= AIM =
Would you transcribe the listing that follows, character for character, and omit its images?

= ENTRIES =
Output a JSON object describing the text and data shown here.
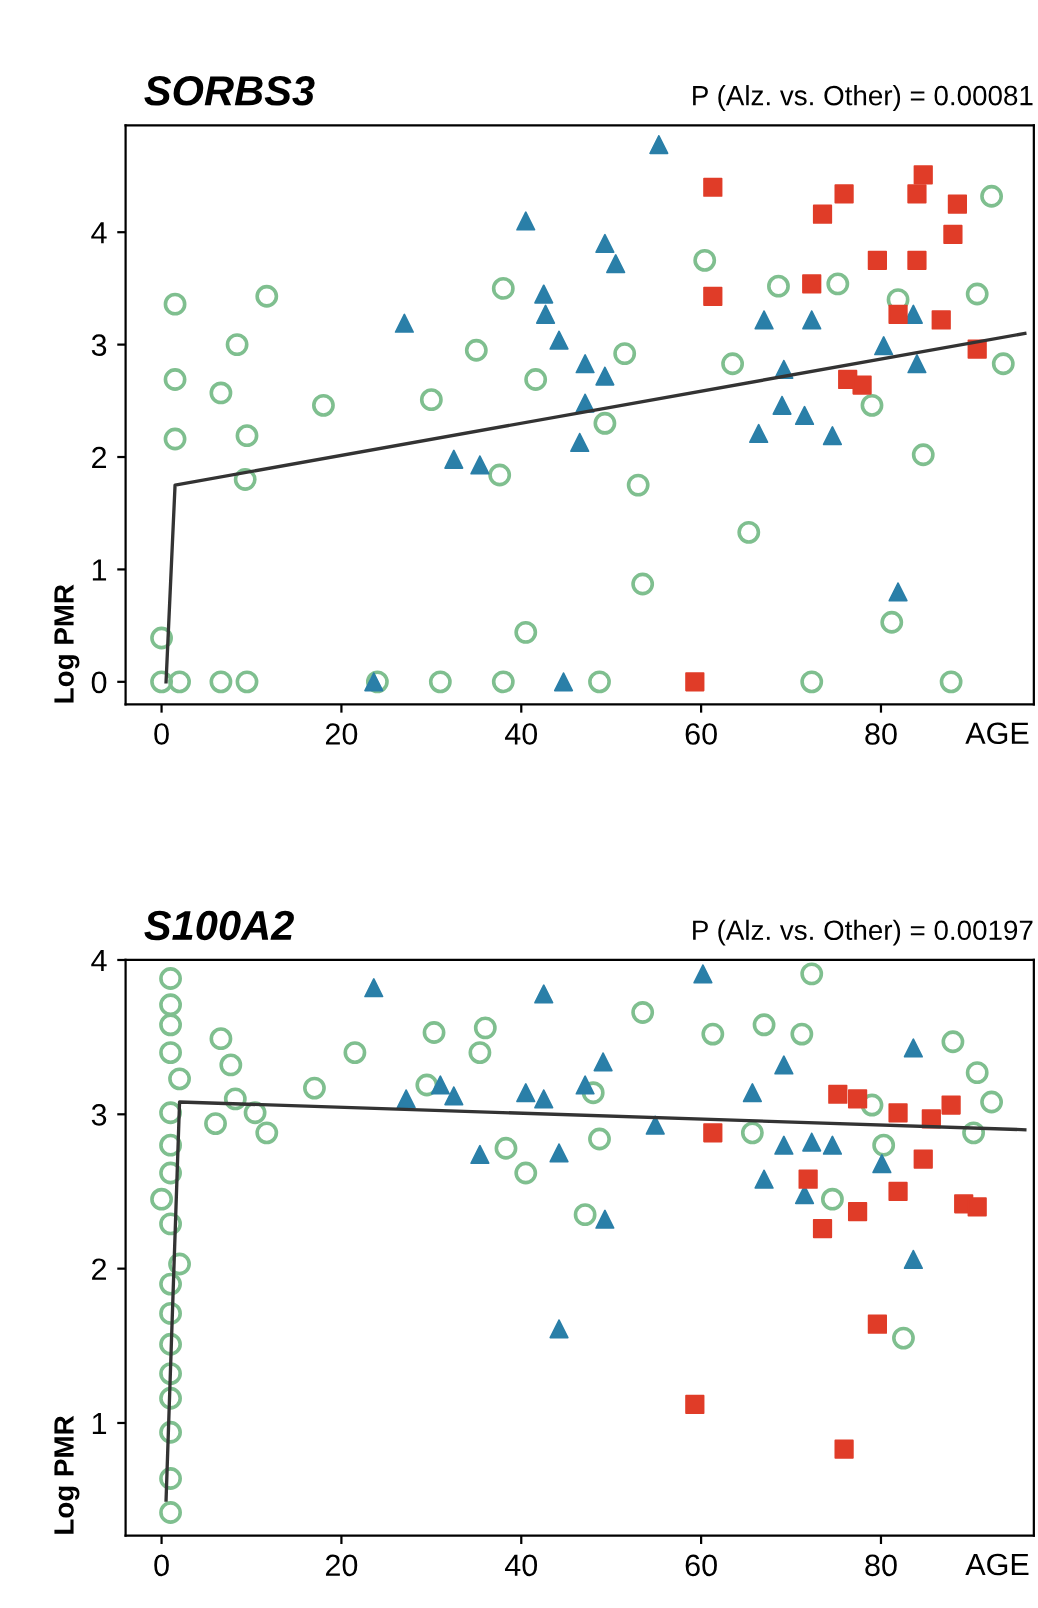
{
  "chart_data": [
    {
      "type": "scatter",
      "title": "SORBS3",
      "subtitle": "P (Alz. vs. Other) = 0.00081",
      "xlabel": "AGE",
      "ylabel": "Log PMR",
      "xlim": [
        -4,
        97
      ],
      "ylim": [
        -0.2,
        4.95
      ],
      "xticks": [
        0,
        20,
        40,
        60,
        80
      ],
      "yticks": [
        0,
        1,
        2,
        3,
        4
      ],
      "grid": false,
      "legend": false,
      "series": [
        {
          "type": "scatter",
          "marker": "circle",
          "color": "#7fbf8f",
          "x": [
            1.5,
            1.5,
            1.5,
            6.6,
            8.4,
            9.5,
            11.7,
            9.3,
            18,
            30,
            35,
            38,
            37.6,
            0,
            0,
            2,
            6.6,
            9.5,
            24,
            31,
            38,
            60.4,
            51.5,
            41.6,
            49.3,
            63.5,
            68.6,
            75.2,
            79,
            81.9,
            90.7,
            92.3,
            93.6,
            84.7,
            53,
            65.3,
            53.5,
            40.5,
            81.2,
            48.7,
            72.3,
            87.8
          ],
          "values": [
            3.36,
            2.69,
            2.16,
            2.57,
            3.0,
            2.19,
            3.43,
            1.8,
            2.46,
            2.51,
            2.95,
            3.5,
            1.84,
            0.39,
            0,
            0,
            0,
            0,
            0,
            0,
            0,
            3.75,
            2.92,
            2.69,
            2.3,
            2.83,
            3.52,
            3.54,
            2.46,
            3.4,
            3.45,
            4.32,
            2.83,
            2.02,
            1.75,
            1.33,
            0.87,
            0.44,
            0.53,
            0,
            0,
            0
          ]
        },
        {
          "type": "scatter",
          "marker": "triangle",
          "color": "#2a7fa8",
          "x": [
            27,
            32.5,
            35.4,
            23.6,
            55.3,
            40.5,
            49.3,
            50.5,
            42.5,
            42.7,
            44.2,
            47.1,
            49.3,
            47.1,
            46.5,
            67,
            72.3,
            69.2,
            66.4,
            69,
            71.5,
            74.6,
            80.3,
            83.6,
            84,
            81.9,
            44.7
          ],
          "values": [
            3.19,
            1.98,
            1.93,
            0,
            4.78,
            4.1,
            3.9,
            3.72,
            3.45,
            3.27,
            3.04,
            2.83,
            2.72,
            2.48,
            2.13,
            3.22,
            3.22,
            2.78,
            2.21,
            2.46,
            2.37,
            2.19,
            2.99,
            3.27,
            2.83,
            0.8,
            0
          ]
        },
        {
          "type": "scatter",
          "marker": "square",
          "color": "#e03c28",
          "x": [
            61.3,
            61.3,
            73.5,
            75.9,
            84.7,
            84,
            88.5,
            88,
            79.6,
            84,
            72.3,
            81.9,
            86.7,
            76.3,
            77.9,
            90.7,
            59.3
          ],
          "values": [
            4.4,
            3.43,
            4.16,
            4.34,
            4.51,
            4.34,
            4.25,
            3.98,
            3.75,
            3.75,
            3.54,
            3.27,
            3.22,
            2.69,
            2.64,
            2.96,
            0
          ]
        },
        {
          "type": "line",
          "color": "#333333",
          "x": [
            0.5,
            1.5,
            96
          ],
          "values": [
            0,
            1.75,
            3.1
          ]
        }
      ]
    },
    {
      "type": "scatter",
      "title": "S100A2",
      "subtitle": "P (Alz. vs. Other) = 0.00197",
      "xlabel": "AGE",
      "ylabel": "Log PMR",
      "xlim": [
        -4,
        97
      ],
      "ylim": [
        0.27,
        4.0
      ],
      "xticks": [
        0,
        20,
        40,
        60,
        80
      ],
      "yticks": [
        1,
        2,
        3,
        4
      ],
      "grid": false,
      "legend": false,
      "series": [
        {
          "type": "scatter",
          "marker": "circle",
          "color": "#7fbf8f",
          "x": [
            1,
            1,
            1,
            1,
            2,
            1,
            1,
            1,
            0,
            1,
            2,
            1,
            1,
            1,
            1,
            1,
            1,
            1,
            1,
            6.6,
            7.7,
            8.2,
            6,
            10.4,
            11.7,
            17,
            21.5,
            30.3,
            36,
            29.5,
            35.4,
            72.3,
            53.5,
            61.3,
            67,
            71.2,
            48,
            48.7,
            38.3,
            40.5,
            47.1,
            65.7,
            79,
            80.3,
            90.7,
            92.3,
            90.3,
            82.5,
            88,
            74.6
          ],
          "values": [
            3.88,
            3.71,
            3.58,
            3.4,
            3.23,
            3.01,
            2.8,
            2.62,
            2.45,
            2.29,
            2.03,
            1.9,
            1.71,
            1.51,
            1.32,
            1.16,
            0.94,
            0.64,
            0.42,
            3.49,
            3.32,
            3.1,
            2.94,
            3.01,
            2.88,
            3.17,
            3.4,
            3.53,
            3.56,
            3.19,
            3.4,
            3.91,
            3.66,
            3.52,
            3.58,
            3.52,
            3.14,
            2.84,
            2.78,
            2.62,
            2.35,
            2.88,
            3.06,
            2.8,
            3.27,
            3.08,
            2.88,
            1.55,
            3.47,
            2.45
          ]
        },
        {
          "type": "scatter",
          "marker": "triangle",
          "color": "#2a7fa8",
          "x": [
            23.6,
            27.2,
            32.5,
            35.4,
            31,
            42.5,
            60.2,
            40.5,
            42.5,
            44.2,
            49.1,
            47.1,
            54.9,
            49.3,
            44.2,
            65.7,
            69.2,
            67,
            69.2,
            72.3,
            74.6,
            71.5,
            80.1,
            83.6,
            83.6
          ],
          "values": [
            3.82,
            3.1,
            3.12,
            2.74,
            3.19,
            3.78,
            3.91,
            3.14,
            3.1,
            2.75,
            3.34,
            3.19,
            2.93,
            2.32,
            1.61,
            3.14,
            3.32,
            2.58,
            2.8,
            2.82,
            2.8,
            2.48,
            2.68,
            3.43,
            2.06
          ]
        },
        {
          "type": "scatter",
          "marker": "square",
          "color": "#e03c28",
          "x": [
            61.3,
            75.2,
            77.4,
            81.9,
            85.6,
            87.8,
            84.7,
            71.9,
            81.9,
            77.4,
            73.5,
            89.2,
            90.7,
            59.3,
            75.9,
            79.6
          ],
          "values": [
            2.88,
            3.13,
            3.1,
            3.01,
            2.97,
            3.06,
            2.71,
            2.58,
            2.5,
            2.37,
            2.26,
            2.42,
            2.4,
            1.12,
            0.83,
            1.64
          ]
        },
        {
          "type": "line",
          "color": "#333333",
          "x": [
            0.5,
            2,
            96
          ],
          "values": [
            0.5,
            3.08,
            2.9
          ]
        }
      ]
    }
  ]
}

= THE COMPLETED TASK =
Output a JSON object describing the text and data shown here.
{
  "chart_data": [
    {
      "type": "scatter",
      "title": "SORBS3",
      "subtitle": "P (Alz. vs. Other) = 0.00081",
      "xlabel": "AGE",
      "ylabel": "Log PMR",
      "xlim": [
        -4,
        97
      ],
      "ylim": [
        -0.2,
        4.95
      ],
      "xticks": [
        0,
        20,
        40,
        60,
        80
      ],
      "yticks": [
        0,
        1,
        2,
        3,
        4
      ],
      "grid": false,
      "legend": false,
      "series": [
        {
          "type": "scatter",
          "marker": "circle",
          "color": "#7fbf8f",
          "x": [
            1.5,
            1.5,
            1.5,
            6.6,
            8.4,
            9.5,
            11.7,
            9.3,
            18,
            30,
            35,
            38,
            37.6,
            0,
            0,
            2,
            6.6,
            9.5,
            24,
            31,
            38,
            60.4,
            51.5,
            41.6,
            49.3,
            63.5,
            68.6,
            75.2,
            79,
            81.9,
            90.7,
            92.3,
            93.6,
            84.7,
            53,
            65.3,
            53.5,
            40.5,
            81.2,
            48.7,
            72.3,
            87.8
          ],
          "values": [
            3.36,
            2.69,
            2.16,
            2.57,
            3.0,
            2.19,
            3.43,
            1.8,
            2.46,
            2.51,
            2.95,
            3.5,
            1.84,
            0.39,
            0,
            0,
            0,
            0,
            0,
            0,
            0,
            3.75,
            2.92,
            2.69,
            2.3,
            2.83,
            3.52,
            3.54,
            2.46,
            3.4,
            3.45,
            4.32,
            2.83,
            2.02,
            1.75,
            1.33,
            0.87,
            0.44,
            0.53,
            0,
            0,
            0
          ]
        },
        {
          "type": "scatter",
          "marker": "triangle",
          "color": "#2a7fa8",
          "x": [
            27,
            32.5,
            35.4,
            23.6,
            55.3,
            40.5,
            49.3,
            50.5,
            42.5,
            42.7,
            44.2,
            47.1,
            49.3,
            47.1,
            46.5,
            67,
            72.3,
            69.2,
            66.4,
            69,
            71.5,
            74.6,
            80.3,
            83.6,
            84,
            81.9,
            44.7
          ],
          "values": [
            3.19,
            1.98,
            1.93,
            0,
            4.78,
            4.1,
            3.9,
            3.72,
            3.45,
            3.27,
            3.04,
            2.83,
            2.72,
            2.48,
            2.13,
            3.22,
            3.22,
            2.78,
            2.21,
            2.46,
            2.37,
            2.19,
            2.99,
            3.27,
            2.83,
            0.8,
            0
          ]
        },
        {
          "type": "scatter",
          "marker": "square",
          "color": "#e03c28",
          "x": [
            61.3,
            61.3,
            73.5,
            75.9,
            84.7,
            84,
            88.5,
            88,
            79.6,
            84,
            72.3,
            81.9,
            86.7,
            76.3,
            77.9,
            90.7,
            59.3
          ],
          "values": [
            4.4,
            3.43,
            4.16,
            4.34,
            4.51,
            4.34,
            4.25,
            3.98,
            3.75,
            3.75,
            3.54,
            3.27,
            3.22,
            2.69,
            2.64,
            2.96,
            0
          ]
        },
        {
          "type": "line",
          "color": "#333333",
          "x": [
            0.5,
            1.5,
            96
          ],
          "values": [
            0,
            1.75,
            3.1
          ]
        }
      ]
    },
    {
      "type": "scatter",
      "title": "S100A2",
      "subtitle": "P (Alz. vs. Other) = 0.00197",
      "xlabel": "AGE",
      "ylabel": "Log PMR",
      "xlim": [
        -4,
        97
      ],
      "ylim": [
        0.27,
        4.0
      ],
      "xticks": [
        0,
        20,
        40,
        60,
        80
      ],
      "yticks": [
        1,
        2,
        3,
        4
      ],
      "grid": false,
      "legend": false,
      "series": [
        {
          "type": "scatter",
          "marker": "circle",
          "color": "#7fbf8f",
          "x": [
            1,
            1,
            1,
            1,
            2,
            1,
            1,
            1,
            0,
            1,
            2,
            1,
            1,
            1,
            1,
            1,
            1,
            1,
            1,
            6.6,
            7.7,
            8.2,
            6,
            10.4,
            11.7,
            17,
            21.5,
            30.3,
            36,
            29.5,
            35.4,
            72.3,
            53.5,
            61.3,
            67,
            71.2,
            48,
            48.7,
            38.3,
            40.5,
            47.1,
            65.7,
            79,
            80.3,
            90.7,
            92.3,
            90.3,
            82.5,
            88,
            74.6
          ],
          "values": [
            3.88,
            3.71,
            3.58,
            3.4,
            3.23,
            3.01,
            2.8,
            2.62,
            2.45,
            2.29,
            2.03,
            1.9,
            1.71,
            1.51,
            1.32,
            1.16,
            0.94,
            0.64,
            0.42,
            3.49,
            3.32,
            3.1,
            2.94,
            3.01,
            2.88,
            3.17,
            3.4,
            3.53,
            3.56,
            3.19,
            3.4,
            3.91,
            3.66,
            3.52,
            3.58,
            3.52,
            3.14,
            2.84,
            2.78,
            2.62,
            2.35,
            2.88,
            3.06,
            2.8,
            3.27,
            3.08,
            2.88,
            1.55,
            3.47,
            2.45
          ]
        },
        {
          "type": "scatter",
          "marker": "triangle",
          "color": "#2a7fa8",
          "x": [
            23.6,
            27.2,
            32.5,
            35.4,
            31,
            42.5,
            60.2,
            40.5,
            42.5,
            44.2,
            49.1,
            47.1,
            54.9,
            49.3,
            44.2,
            65.7,
            69.2,
            67,
            69.2,
            72.3,
            74.6,
            71.5,
            80.1,
            83.6,
            83.6
          ],
          "values": [
            3.82,
            3.1,
            3.12,
            2.74,
            3.19,
            3.78,
            3.91,
            3.14,
            3.1,
            2.75,
            3.34,
            3.19,
            2.93,
            2.32,
            1.61,
            3.14,
            3.32,
            2.58,
            2.8,
            2.82,
            2.8,
            2.48,
            2.68,
            3.43,
            2.06
          ]
        },
        {
          "type": "scatter",
          "marker": "square",
          "color": "#e03c28",
          "x": [
            61.3,
            75.2,
            77.4,
            81.9,
            85.6,
            87.8,
            84.7,
            71.9,
            81.9,
            77.4,
            73.5,
            89.2,
            90.7,
            59.3,
            75.9,
            79.6
          ],
          "values": [
            2.88,
            3.13,
            3.1,
            3.01,
            2.97,
            3.06,
            2.71,
            2.58,
            2.5,
            2.37,
            2.26,
            2.42,
            2.4,
            1.12,
            0.83,
            1.64
          ]
        },
        {
          "type": "line",
          "color": "#333333",
          "x": [
            0.5,
            2,
            96
          ],
          "values": [
            0.5,
            3.08,
            2.9
          ]
        }
      ]
    }
  ]
}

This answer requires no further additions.